→ Exercise aim:
Drop every picture, then transcribe the remaining data exactly.

________

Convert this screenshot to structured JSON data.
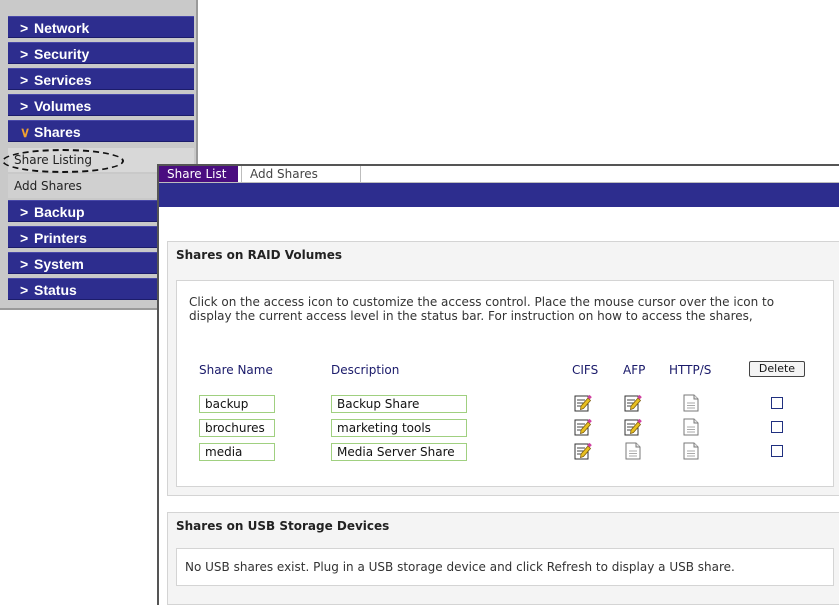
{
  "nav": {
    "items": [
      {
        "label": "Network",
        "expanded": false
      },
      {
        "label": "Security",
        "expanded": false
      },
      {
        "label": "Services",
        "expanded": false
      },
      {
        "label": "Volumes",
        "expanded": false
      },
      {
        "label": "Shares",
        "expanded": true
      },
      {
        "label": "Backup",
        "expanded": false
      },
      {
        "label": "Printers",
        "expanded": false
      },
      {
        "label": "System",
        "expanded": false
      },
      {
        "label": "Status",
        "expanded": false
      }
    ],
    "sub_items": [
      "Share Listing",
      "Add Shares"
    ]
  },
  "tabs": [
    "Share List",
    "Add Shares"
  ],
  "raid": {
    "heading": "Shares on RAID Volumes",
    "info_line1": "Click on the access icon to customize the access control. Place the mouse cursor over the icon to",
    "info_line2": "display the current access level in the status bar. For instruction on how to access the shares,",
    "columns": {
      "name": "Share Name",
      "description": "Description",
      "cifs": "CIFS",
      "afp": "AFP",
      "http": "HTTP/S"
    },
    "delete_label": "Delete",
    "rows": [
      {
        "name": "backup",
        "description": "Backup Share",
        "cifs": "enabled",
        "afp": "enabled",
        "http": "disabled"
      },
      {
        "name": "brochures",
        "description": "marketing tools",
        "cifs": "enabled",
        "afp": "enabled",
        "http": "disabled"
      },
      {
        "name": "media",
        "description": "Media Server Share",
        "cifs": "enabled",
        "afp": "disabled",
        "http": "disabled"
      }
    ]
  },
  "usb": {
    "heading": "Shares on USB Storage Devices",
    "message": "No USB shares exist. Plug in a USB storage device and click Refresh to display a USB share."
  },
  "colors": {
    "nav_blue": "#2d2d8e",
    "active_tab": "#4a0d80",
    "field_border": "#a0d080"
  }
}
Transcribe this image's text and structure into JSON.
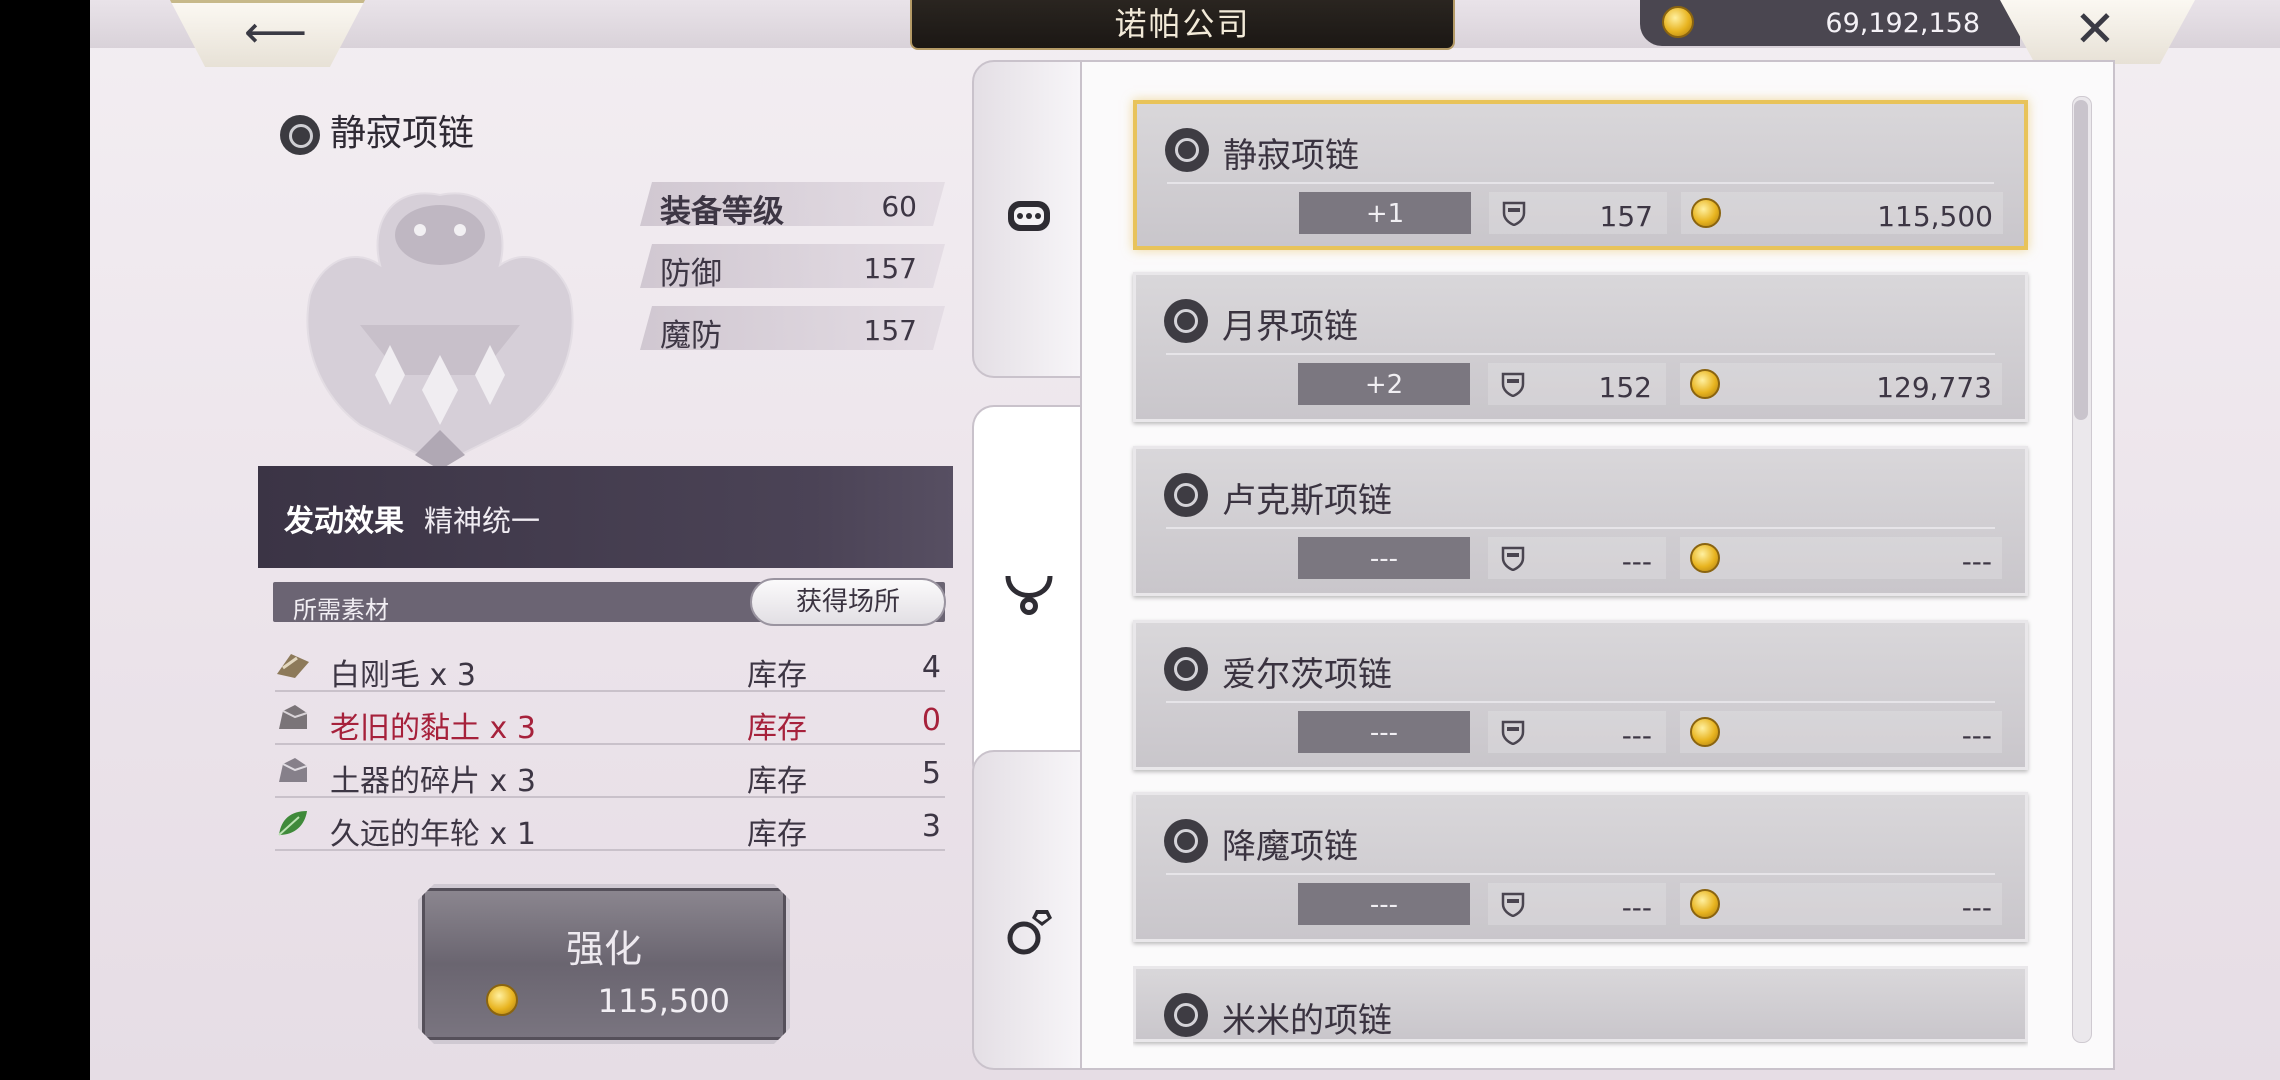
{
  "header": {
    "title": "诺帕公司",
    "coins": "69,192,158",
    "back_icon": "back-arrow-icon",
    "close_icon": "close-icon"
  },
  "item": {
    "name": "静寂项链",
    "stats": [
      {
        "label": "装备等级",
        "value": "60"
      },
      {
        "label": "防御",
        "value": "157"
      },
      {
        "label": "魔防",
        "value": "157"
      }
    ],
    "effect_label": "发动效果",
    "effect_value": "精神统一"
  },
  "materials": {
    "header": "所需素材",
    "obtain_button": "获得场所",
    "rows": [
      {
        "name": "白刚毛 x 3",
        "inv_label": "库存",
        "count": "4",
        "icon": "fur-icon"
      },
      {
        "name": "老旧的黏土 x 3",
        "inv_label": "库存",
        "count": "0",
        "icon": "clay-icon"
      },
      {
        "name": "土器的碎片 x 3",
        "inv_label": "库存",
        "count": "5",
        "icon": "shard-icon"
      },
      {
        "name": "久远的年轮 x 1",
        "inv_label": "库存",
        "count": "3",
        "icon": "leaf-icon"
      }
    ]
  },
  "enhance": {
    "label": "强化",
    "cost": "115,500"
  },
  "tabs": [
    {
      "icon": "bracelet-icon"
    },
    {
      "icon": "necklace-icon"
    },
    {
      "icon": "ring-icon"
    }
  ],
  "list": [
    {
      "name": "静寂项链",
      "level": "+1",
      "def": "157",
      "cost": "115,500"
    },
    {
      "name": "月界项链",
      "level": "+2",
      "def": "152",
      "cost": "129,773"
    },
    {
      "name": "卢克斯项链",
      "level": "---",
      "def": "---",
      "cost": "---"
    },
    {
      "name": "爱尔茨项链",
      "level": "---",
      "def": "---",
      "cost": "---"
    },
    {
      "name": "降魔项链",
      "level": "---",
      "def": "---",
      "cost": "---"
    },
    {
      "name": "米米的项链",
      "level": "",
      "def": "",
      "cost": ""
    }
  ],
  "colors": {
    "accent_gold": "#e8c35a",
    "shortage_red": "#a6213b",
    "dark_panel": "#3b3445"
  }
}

________

→ Task result:
Convert this screenshot to structured JSON data.
{
  "nav": {
    "items": [
      {
        "label": "Network",
        "expanded": false
      },
      {
        "label": "Security",
        "expanded": false
      },
      {
        "label": "Services",
        "expanded": false
      },
      {
        "label": "Volumes",
        "expanded": false
      },
      {
        "label": "Shares",
        "expanded": true
      },
      {
        "label": "Backup",
        "expanded": false
      },
      {
        "label": "Printers",
        "expanded": false
      },
      {
        "label": "System",
        "expanded": false
      },
      {
        "label": "Status",
        "expanded": false
      }
    ],
    "sub_items": [
      "Share Listing",
      "Add Shares"
    ]
  },
  "tabs": [
    "Share List",
    "Add Shares"
  ],
  "raid": {
    "heading": "Shares on RAID Volumes",
    "info_line1": "Click on the access icon to customize the access control. Place the mouse cursor over the icon to",
    "info_line2": "display the current access level in the status bar. For instruction on how to access the shares,",
    "columns": {
      "name": "Share Name",
      "description": "Description",
      "cifs": "CIFS",
      "afp": "AFP",
      "http": "HTTP/S"
    },
    "delete_label": "Delete",
    "rows": [
      {
        "name": "backup",
        "description": "Backup Share",
        "cifs": "enabled",
        "afp": "enabled",
        "http": "disabled"
      },
      {
        "name": "brochures",
        "description": "marketing tools",
        "cifs": "enabled",
        "afp": "enabled",
        "http": "disabled"
      },
      {
        "name": "media",
        "description": "Media Server Share",
        "cifs": "enabled",
        "afp": "disabled",
        "http": "disabled"
      }
    ]
  },
  "usb": {
    "heading": "Shares on USB Storage Devices",
    "message": "No USB shares exist. Plug in a USB storage device and click Refresh to display a USB share."
  },
  "colors": {
    "nav_blue": "#2d2d8e",
    "active_tab": "#4a0d80",
    "field_border": "#a0d080"
  }
}
Transcribe this image's text and structure into JSON.
{
  "header": {
    "title": "诺帕公司",
    "coins": "69,192,158",
    "back_icon": "back-arrow-icon",
    "close_icon": "close-icon"
  },
  "item": {
    "name": "静寂项链",
    "stats": [
      {
        "label": "装备等级",
        "value": "60"
      },
      {
        "label": "防御",
        "value": "157"
      },
      {
        "label": "魔防",
        "value": "157"
      }
    ],
    "effect_label": "发动效果",
    "effect_value": "精神统一"
  },
  "materials": {
    "header": "所需素材",
    "obtain_button": "获得场所",
    "rows": [
      {
        "name": "白刚毛 x 3",
        "inv_label": "库存",
        "count": "4",
        "icon": "fur-icon"
      },
      {
        "name": "老旧的黏土 x 3",
        "inv_label": "库存",
        "count": "0",
        "icon": "clay-icon"
      },
      {
        "name": "土器的碎片 x 3",
        "inv_label": "库存",
        "count": "5",
        "icon": "shard-icon"
      },
      {
        "name": "久远的年轮 x 1",
        "inv_label": "库存",
        "count": "3",
        "icon": "leaf-icon"
      }
    ]
  },
  "enhance": {
    "label": "强化",
    "cost": "115,500"
  },
  "tabs": [
    {
      "icon": "bracelet-icon"
    },
    {
      "icon": "necklace-icon"
    },
    {
      "icon": "ring-icon"
    }
  ],
  "list": [
    {
      "name": "静寂项链",
      "level": "+1",
      "def": "157",
      "cost": "115,500"
    },
    {
      "name": "月界项链",
      "level": "+2",
      "def": "152",
      "cost": "129,773"
    },
    {
      "name": "卢克斯项链",
      "level": "---",
      "def": "---",
      "cost": "---"
    },
    {
      "name": "爱尔茨项链",
      "level": "---",
      "def": "---",
      "cost": "---"
    },
    {
      "name": "降魔项链",
      "level": "---",
      "def": "---",
      "cost": "---"
    },
    {
      "name": "米米的项链",
      "level": "",
      "def": "",
      "cost": ""
    }
  ],
  "colors": {
    "accent_gold": "#e8c35a",
    "shortage_red": "#a6213b",
    "dark_panel": "#3b3445"
  }
}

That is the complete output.